▶ [REQUIRED TASK]: Copy all lines in which the word "this" can be found.

▶ [AVAILABLE DATA]:
##########
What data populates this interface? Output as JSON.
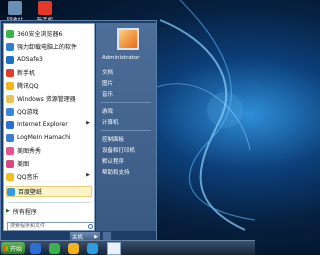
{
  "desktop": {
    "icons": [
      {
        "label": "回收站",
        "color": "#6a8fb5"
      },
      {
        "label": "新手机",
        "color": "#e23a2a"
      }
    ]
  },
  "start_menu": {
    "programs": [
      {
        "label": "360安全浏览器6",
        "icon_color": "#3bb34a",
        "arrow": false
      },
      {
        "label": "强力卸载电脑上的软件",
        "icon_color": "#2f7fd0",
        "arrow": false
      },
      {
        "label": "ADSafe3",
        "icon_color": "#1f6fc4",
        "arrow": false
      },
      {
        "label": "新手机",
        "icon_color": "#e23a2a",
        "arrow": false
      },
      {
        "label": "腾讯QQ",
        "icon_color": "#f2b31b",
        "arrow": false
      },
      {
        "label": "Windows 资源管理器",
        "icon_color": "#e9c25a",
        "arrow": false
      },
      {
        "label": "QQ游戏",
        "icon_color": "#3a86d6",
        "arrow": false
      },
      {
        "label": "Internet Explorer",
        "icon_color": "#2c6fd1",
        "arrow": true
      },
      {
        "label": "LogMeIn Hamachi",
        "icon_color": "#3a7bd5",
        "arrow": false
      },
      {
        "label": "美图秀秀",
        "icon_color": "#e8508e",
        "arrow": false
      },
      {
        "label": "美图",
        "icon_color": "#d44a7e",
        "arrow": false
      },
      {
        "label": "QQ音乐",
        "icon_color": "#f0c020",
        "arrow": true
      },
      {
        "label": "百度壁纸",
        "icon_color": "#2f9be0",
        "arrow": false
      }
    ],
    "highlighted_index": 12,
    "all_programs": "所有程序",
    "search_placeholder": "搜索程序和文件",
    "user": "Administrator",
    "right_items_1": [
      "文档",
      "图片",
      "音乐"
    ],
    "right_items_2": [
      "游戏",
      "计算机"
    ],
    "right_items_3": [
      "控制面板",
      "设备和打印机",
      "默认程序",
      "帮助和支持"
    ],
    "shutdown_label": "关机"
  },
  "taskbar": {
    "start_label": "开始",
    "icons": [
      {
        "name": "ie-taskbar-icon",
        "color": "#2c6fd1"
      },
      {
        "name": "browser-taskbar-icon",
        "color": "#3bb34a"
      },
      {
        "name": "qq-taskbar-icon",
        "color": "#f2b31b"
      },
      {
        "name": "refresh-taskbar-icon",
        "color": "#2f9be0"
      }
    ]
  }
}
##########
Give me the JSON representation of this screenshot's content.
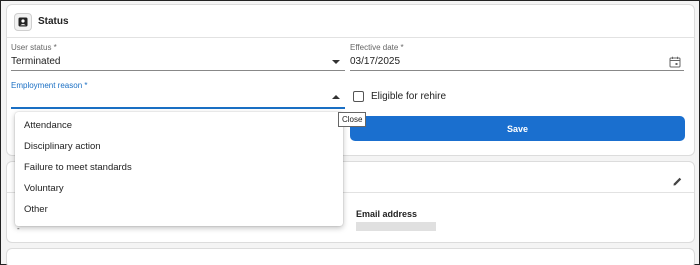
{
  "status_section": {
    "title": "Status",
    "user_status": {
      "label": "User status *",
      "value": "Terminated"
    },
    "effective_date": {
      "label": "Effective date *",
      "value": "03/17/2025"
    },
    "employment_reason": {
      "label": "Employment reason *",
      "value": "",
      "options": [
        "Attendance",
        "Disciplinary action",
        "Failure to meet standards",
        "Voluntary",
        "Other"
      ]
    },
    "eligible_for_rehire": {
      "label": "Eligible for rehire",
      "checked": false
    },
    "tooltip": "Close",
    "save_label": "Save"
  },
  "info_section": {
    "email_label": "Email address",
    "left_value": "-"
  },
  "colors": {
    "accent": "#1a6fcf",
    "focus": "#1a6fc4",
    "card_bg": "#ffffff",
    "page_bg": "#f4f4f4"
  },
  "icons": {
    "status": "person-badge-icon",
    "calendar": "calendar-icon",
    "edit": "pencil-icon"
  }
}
##########
▶ [REPLY TO THE TASK]:
What data populates this interface? Output as JSON.
Give me the JSON representation of this screenshot's content.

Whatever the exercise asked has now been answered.